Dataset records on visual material
§
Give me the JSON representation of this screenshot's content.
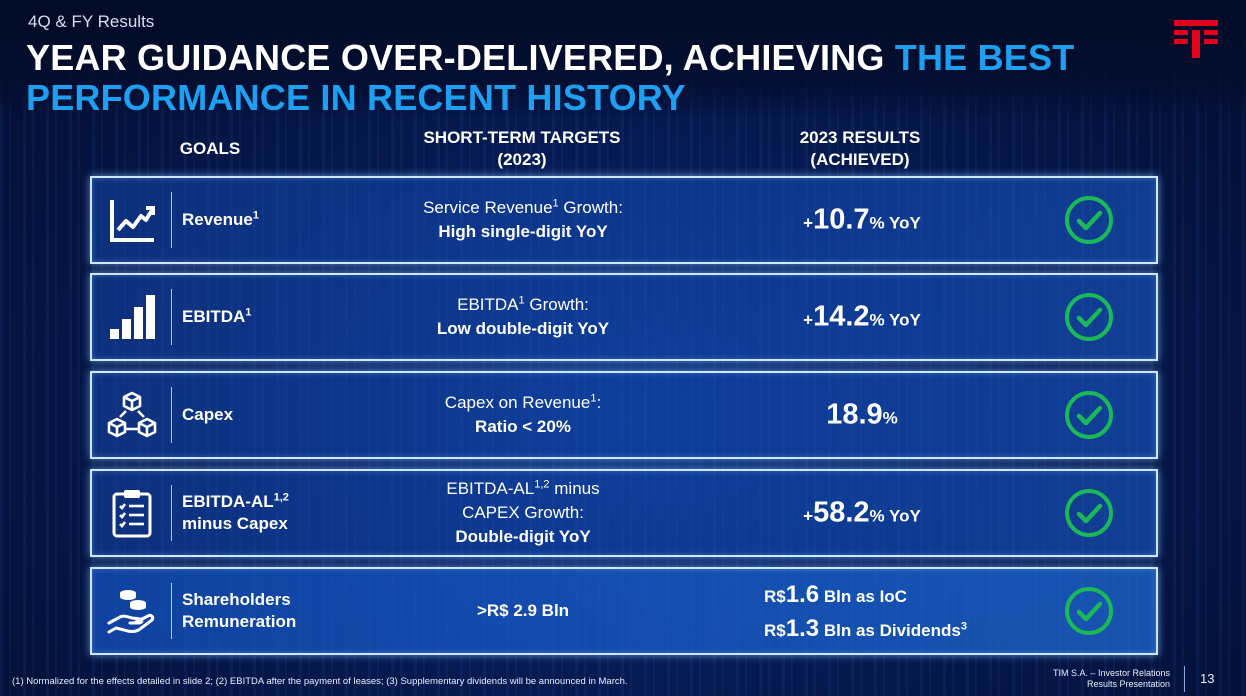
{
  "header": {
    "section": "4Q & FY Results",
    "title_main": "YEAR GUIDANCE OVER-DELIVERED, ACHIEVING ",
    "title_accent_1": "THE BEST",
    "title_accent_2": "PERFORMANCE IN RECENT HISTORY"
  },
  "columns": {
    "goals": "GOALS",
    "targets_line1": "SHORT-TERM TARGETS",
    "targets_line2": "(2023)",
    "results_line1": "2023 RESULTS",
    "results_line2": "(ACHIEVED)"
  },
  "rows": [
    {
      "icon": "line-chart-icon",
      "goal": "Revenue",
      "goal_sup": "1",
      "target_line1": "Service Revenue",
      "target_line1_sup": "1",
      "target_line1_tail": " Growth:",
      "target_line2": "High single-digit YoY",
      "result_prefix": "+",
      "result_value": "10.7",
      "result_suffix": "% YoY"
    },
    {
      "icon": "bar-chart-icon",
      "goal": "EBITDA",
      "goal_sup": "1",
      "target_line1": "EBITDA",
      "target_line1_sup": "1",
      "target_line1_tail": " Growth:",
      "target_line2": "Low double-digit YoY",
      "result_prefix": "+",
      "result_value": "14.2",
      "result_suffix": "% YoY"
    },
    {
      "icon": "cubes-icon",
      "goal": "Capex",
      "target_line1": "Capex on Revenue",
      "target_line1_sup": "1",
      "target_line1_tail": ":",
      "target_line2": "Ratio < 20%",
      "result_value": "18.9",
      "result_suffix": "%"
    },
    {
      "icon": "clipboard-checklist-icon",
      "goal": "EBITDA-AL",
      "goal_sup": "1,2",
      "goal_line2": "minus Capex",
      "target_line0": "EBITDA-AL",
      "target_line0_sup": "1,2",
      "target_line0_tail": " minus",
      "target_line1": "CAPEX Growth:",
      "target_line2": "Double-digit YoY",
      "result_prefix": "+",
      "result_value": "58.2",
      "result_suffix": "% YoY"
    },
    {
      "icon": "hand-coins-icon",
      "goal": "Shareholders",
      "goal_line2": "Remuneration",
      "target_single": ">R$ 2.9 Bln",
      "result_a_prefix": "R$",
      "result_a_value": "1.6",
      "result_a_suffix": " Bln as IoC",
      "result_b_prefix": "R$",
      "result_b_value": "1.3",
      "result_b_suffix": " Bln as Dividends",
      "result_b_sup": "3"
    }
  ],
  "footer": {
    "footnote": "(1)    Normalized for the effects detailed in slide 2; (2)    EBITDA after the payment of leases; (3)    Supplementary dividends will be announced in March.",
    "company_line1": "TIM S.A. – Investor Relations",
    "company_line2": "Results Presentation",
    "page": "13"
  },
  "colors": {
    "accent": "#1e9ff2",
    "check": "#1bb85a",
    "border": "#cfe6ff"
  }
}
§
> **Problem to work on**
Go through the listing above and quote it exactly, apart from its images.

> **Answer for the task**
Give me the JSON representation of this screenshot's content.
{
  "header": {
    "section": "4Q & FY Results",
    "title_main": "YEAR GUIDANCE OVER-DELIVERED, ACHIEVING ",
    "title_accent_1": "THE BEST",
    "title_accent_2": "PERFORMANCE IN RECENT HISTORY"
  },
  "columns": {
    "goals": "GOALS",
    "targets_line1": "SHORT-TERM TARGETS",
    "targets_line2": "(2023)",
    "results_line1": "2023 RESULTS",
    "results_line2": "(ACHIEVED)"
  },
  "rows": [
    {
      "icon": "line-chart-icon",
      "goal": "Revenue",
      "goal_sup": "1",
      "target_line1": "Service Revenue",
      "target_line1_sup": "1",
      "target_line1_tail": " Growth:",
      "target_line2": "High single-digit YoY",
      "result_prefix": "+",
      "result_value": "10.7",
      "result_suffix": "% YoY"
    },
    {
      "icon": "bar-chart-icon",
      "goal": "EBITDA",
      "goal_sup": "1",
      "target_line1": "EBITDA",
      "target_line1_sup": "1",
      "target_line1_tail": " Growth:",
      "target_line2": "Low double-digit YoY",
      "result_prefix": "+",
      "result_value": "14.2",
      "result_suffix": "% YoY"
    },
    {
      "icon": "cubes-icon",
      "goal": "Capex",
      "target_line1": "Capex on Revenue",
      "target_line1_sup": "1",
      "target_line1_tail": ":",
      "target_line2": "Ratio < 20%",
      "result_value": "18.9",
      "result_suffix": "%"
    },
    {
      "icon": "clipboard-checklist-icon",
      "goal": "EBITDA-AL",
      "goal_sup": "1,2",
      "goal_line2": "minus Capex",
      "target_line0": "EBITDA-AL",
      "target_line0_sup": "1,2",
      "target_line0_tail": " minus",
      "target_line1": "CAPEX Growth:",
      "target_line2": "Double-digit YoY",
      "result_prefix": "+",
      "result_value": "58.2",
      "result_suffix": "% YoY"
    },
    {
      "icon": "hand-coins-icon",
      "goal": "Shareholders",
      "goal_line2": "Remuneration",
      "target_single": ">R$ 2.9 Bln",
      "result_a_prefix": "R$",
      "result_a_value": "1.6",
      "result_a_suffix": " Bln as IoC",
      "result_b_prefix": "R$",
      "result_b_value": "1.3",
      "result_b_suffix": " Bln as Dividends",
      "result_b_sup": "3"
    }
  ],
  "footer": {
    "footnote": "(1)    Normalized for the effects detailed in slide 2; (2)    EBITDA after the payment of leases; (3)    Supplementary dividends will be announced in March.",
    "company_line1": "TIM S.A. – Investor Relations",
    "company_line2": "Results Presentation",
    "page": "13"
  },
  "colors": {
    "accent": "#1e9ff2",
    "check": "#1bb85a",
    "border": "#cfe6ff"
  }
}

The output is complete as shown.